▶ _Objective_: Quote exactly, and only, the lines from the one containing "What data populates" through the end of the material below. Skip pictures.

□ □ □

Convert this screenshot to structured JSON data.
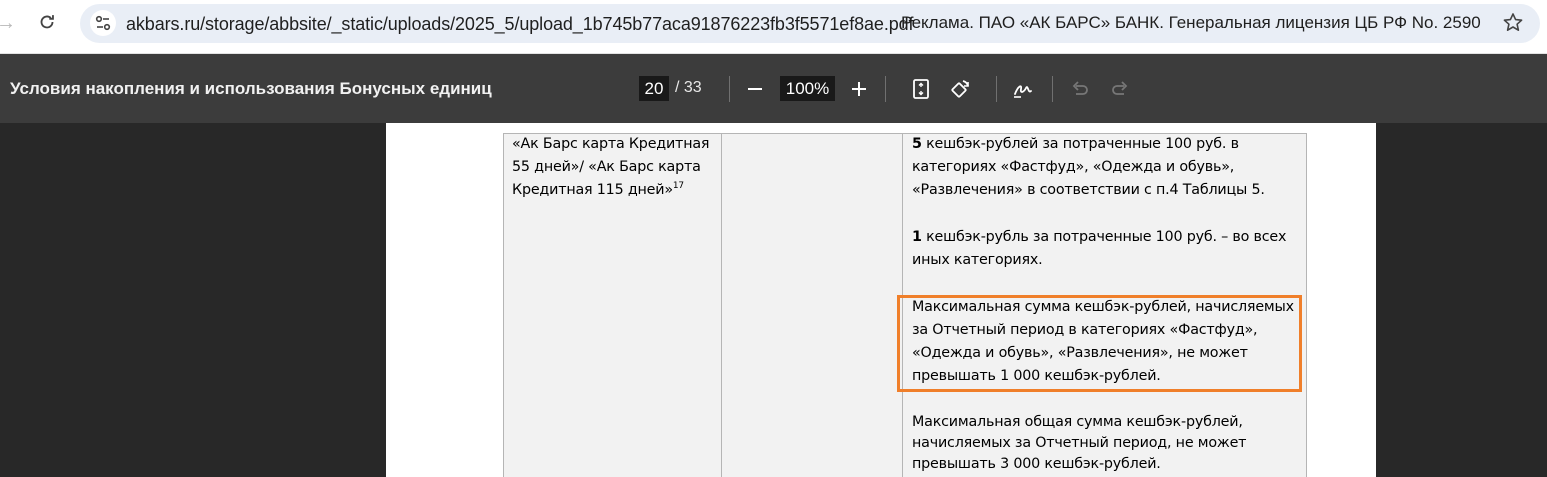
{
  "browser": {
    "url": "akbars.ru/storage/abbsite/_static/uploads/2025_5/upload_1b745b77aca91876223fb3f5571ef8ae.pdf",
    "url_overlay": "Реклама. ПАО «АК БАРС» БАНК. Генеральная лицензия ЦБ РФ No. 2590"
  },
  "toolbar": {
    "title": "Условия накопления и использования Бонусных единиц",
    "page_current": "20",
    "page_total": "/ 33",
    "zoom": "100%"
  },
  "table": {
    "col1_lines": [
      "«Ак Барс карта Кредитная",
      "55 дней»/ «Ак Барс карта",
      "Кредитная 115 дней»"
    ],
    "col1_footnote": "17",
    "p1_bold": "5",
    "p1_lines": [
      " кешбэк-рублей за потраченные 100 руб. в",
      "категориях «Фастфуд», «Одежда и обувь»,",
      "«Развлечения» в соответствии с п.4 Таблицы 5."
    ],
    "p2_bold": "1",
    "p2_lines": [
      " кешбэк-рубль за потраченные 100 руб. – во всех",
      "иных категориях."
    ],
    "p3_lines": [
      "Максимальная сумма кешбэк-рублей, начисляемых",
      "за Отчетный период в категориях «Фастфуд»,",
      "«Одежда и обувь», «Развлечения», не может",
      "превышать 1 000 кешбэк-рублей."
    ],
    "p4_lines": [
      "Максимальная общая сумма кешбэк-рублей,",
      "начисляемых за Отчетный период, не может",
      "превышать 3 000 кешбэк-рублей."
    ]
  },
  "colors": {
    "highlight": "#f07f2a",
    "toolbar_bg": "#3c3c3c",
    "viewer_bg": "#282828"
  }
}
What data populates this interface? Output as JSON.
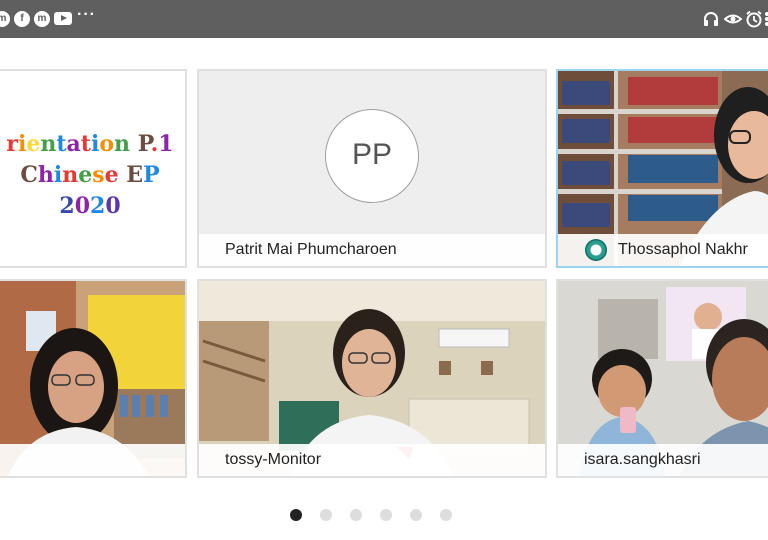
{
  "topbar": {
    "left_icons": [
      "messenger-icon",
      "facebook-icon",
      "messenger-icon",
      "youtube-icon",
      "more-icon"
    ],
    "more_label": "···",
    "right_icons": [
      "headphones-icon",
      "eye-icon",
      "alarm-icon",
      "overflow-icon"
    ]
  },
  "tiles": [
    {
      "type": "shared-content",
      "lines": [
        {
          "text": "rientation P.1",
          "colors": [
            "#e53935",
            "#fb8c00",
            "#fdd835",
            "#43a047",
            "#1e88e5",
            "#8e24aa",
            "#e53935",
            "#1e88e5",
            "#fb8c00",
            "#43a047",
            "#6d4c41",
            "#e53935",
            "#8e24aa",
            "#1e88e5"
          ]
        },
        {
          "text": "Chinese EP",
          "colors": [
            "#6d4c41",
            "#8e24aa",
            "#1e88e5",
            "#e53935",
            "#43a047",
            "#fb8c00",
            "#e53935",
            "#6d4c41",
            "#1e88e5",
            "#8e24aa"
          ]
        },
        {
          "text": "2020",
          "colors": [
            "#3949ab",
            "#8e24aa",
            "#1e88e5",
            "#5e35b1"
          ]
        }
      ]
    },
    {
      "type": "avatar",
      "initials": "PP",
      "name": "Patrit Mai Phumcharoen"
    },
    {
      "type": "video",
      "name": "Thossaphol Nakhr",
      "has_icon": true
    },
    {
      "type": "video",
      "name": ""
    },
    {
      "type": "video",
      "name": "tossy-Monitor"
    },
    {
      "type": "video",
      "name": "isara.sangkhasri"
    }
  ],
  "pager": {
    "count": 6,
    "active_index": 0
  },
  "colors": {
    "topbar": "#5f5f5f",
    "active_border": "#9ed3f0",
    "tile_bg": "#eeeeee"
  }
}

□ □ □

▶ _Reply to the exercise_:
What data populates this interface? Output as JSON.
{
  "topbar": {
    "left_icons": [
      "messenger-icon",
      "facebook-icon",
      "messenger-icon",
      "youtube-icon",
      "more-icon"
    ],
    "more_label": "···",
    "right_icons": [
      "headphones-icon",
      "eye-icon",
      "alarm-icon",
      "overflow-icon"
    ]
  },
  "tiles": [
    {
      "type": "shared-content",
      "lines": [
        {
          "text": "rientation P.1",
          "colors": [
            "#e53935",
            "#fb8c00",
            "#fdd835",
            "#43a047",
            "#1e88e5",
            "#8e24aa",
            "#e53935",
            "#1e88e5",
            "#fb8c00",
            "#43a047",
            "#6d4c41",
            "#e53935",
            "#8e24aa",
            "#1e88e5"
          ]
        },
        {
          "text": "Chinese EP",
          "colors": [
            "#6d4c41",
            "#8e24aa",
            "#1e88e5",
            "#e53935",
            "#43a047",
            "#fb8c00",
            "#e53935",
            "#6d4c41",
            "#1e88e5",
            "#8e24aa"
          ]
        },
        {
          "text": "2020",
          "colors": [
            "#3949ab",
            "#8e24aa",
            "#1e88e5",
            "#5e35b1"
          ]
        }
      ]
    },
    {
      "type": "avatar",
      "initials": "PP",
      "name": "Patrit Mai Phumcharoen"
    },
    {
      "type": "video",
      "name": "Thossaphol Nakhr",
      "has_icon": true
    },
    {
      "type": "video",
      "name": ""
    },
    {
      "type": "video",
      "name": "tossy-Monitor"
    },
    {
      "type": "video",
      "name": "isara.sangkhasri"
    }
  ],
  "pager": {
    "count": 6,
    "active_index": 0
  },
  "colors": {
    "topbar": "#5f5f5f",
    "active_border": "#9ed3f0",
    "tile_bg": "#eeeeee"
  }
}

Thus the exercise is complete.